- **EXCERPTED TEXT**
━━━━━━━━━━━━━━━━
📚
1. Knowledge Freshness
Stable corpus, rare updates (1–2): fine-tune. Daily/weekly updates, regulated domain with audit trail (4–5): RAG. Fine-tunes drift fast when underlying facts change.
🎯
2. Output Structure
Highly specific format, tone, persona (1–2): fine-tune. Free-form answers grounded in source (4–5): RAG. JSON-mode and structured outputs blur this line in 2026.
🔍
3. Citation Requirement
None or aesthetic only (1–2): fine-tune. Hard regulatory requirement (medical, legal, finance) (4–5): RAG. RAG returns source chunks; fine-tuned models cannot reliably cite.
💰
4. Query Volume
10M+ queries/year, narrow domain (1–2): fine-tune amortizes. Sub-1M queries or broad domain (4–5): RAG. Crossover depends on context length; calculate before committing.
━━━━━━━━━━━━━━━━
- **ABOUT THIS EXERCISE**
Write the next part of the guide to choosing between RAG and fine-tuning, picking up after its final sentence.

Items listed in a dataset
━━━━━━━━━━━━━━━━
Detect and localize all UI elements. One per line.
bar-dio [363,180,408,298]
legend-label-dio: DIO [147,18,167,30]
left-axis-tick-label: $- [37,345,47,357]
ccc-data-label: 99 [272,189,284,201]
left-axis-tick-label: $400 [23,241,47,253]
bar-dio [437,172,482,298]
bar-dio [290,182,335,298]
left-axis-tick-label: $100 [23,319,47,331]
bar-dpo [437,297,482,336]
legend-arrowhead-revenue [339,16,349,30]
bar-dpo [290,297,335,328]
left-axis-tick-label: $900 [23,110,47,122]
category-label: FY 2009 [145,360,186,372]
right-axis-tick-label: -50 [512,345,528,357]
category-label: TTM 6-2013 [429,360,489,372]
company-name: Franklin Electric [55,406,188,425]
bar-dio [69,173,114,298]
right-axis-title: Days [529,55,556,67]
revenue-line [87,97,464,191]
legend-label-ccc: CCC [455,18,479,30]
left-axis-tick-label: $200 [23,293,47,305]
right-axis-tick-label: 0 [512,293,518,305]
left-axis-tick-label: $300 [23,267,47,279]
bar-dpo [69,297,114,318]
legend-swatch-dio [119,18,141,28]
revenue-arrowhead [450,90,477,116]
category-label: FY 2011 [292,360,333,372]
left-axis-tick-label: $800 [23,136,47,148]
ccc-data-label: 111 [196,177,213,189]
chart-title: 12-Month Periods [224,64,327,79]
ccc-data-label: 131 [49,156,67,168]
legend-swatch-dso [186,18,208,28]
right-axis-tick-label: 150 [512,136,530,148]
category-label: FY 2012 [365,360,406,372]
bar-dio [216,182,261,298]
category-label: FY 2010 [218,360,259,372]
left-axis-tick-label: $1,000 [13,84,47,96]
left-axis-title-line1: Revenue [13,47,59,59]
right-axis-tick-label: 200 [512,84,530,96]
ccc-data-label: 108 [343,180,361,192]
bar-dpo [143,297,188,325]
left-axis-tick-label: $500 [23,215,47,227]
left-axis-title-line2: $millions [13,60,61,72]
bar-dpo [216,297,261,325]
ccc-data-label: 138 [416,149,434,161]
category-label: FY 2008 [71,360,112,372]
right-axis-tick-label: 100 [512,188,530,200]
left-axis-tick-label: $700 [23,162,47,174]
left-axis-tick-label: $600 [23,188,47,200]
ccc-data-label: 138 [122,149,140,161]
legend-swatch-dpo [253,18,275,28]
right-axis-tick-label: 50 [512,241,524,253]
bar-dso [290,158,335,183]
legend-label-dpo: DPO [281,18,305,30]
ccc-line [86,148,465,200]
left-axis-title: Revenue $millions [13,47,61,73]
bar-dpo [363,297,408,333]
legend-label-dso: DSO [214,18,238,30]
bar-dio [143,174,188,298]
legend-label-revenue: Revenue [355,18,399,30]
━━━━━━━━━━━━━━━━
- **OUTPUT OF THE EXERCISE**
⚡
5. Latency Budget
Sub-300ms p95 needed (1–2): fine-tune (single LLM call). 500–2000ms acceptable (4–5): RAG (embed + retrieve + generate adds 200–800ms).
🔐
6. Data Sensitivity
Public domain knowledge (1–2): either works. Confidential corpus that cannot leave VPC (4–5): RAG with self-hosted embeddings, or fine-tune on a self-hosted base model.
📊
Decision Bands
Sum 6–14: Fine-tune (or prompt-engineer first).
Sum 15–22: HYBRID — fine-tune for style, RAG for facts.
Sum 23–30: RAG only.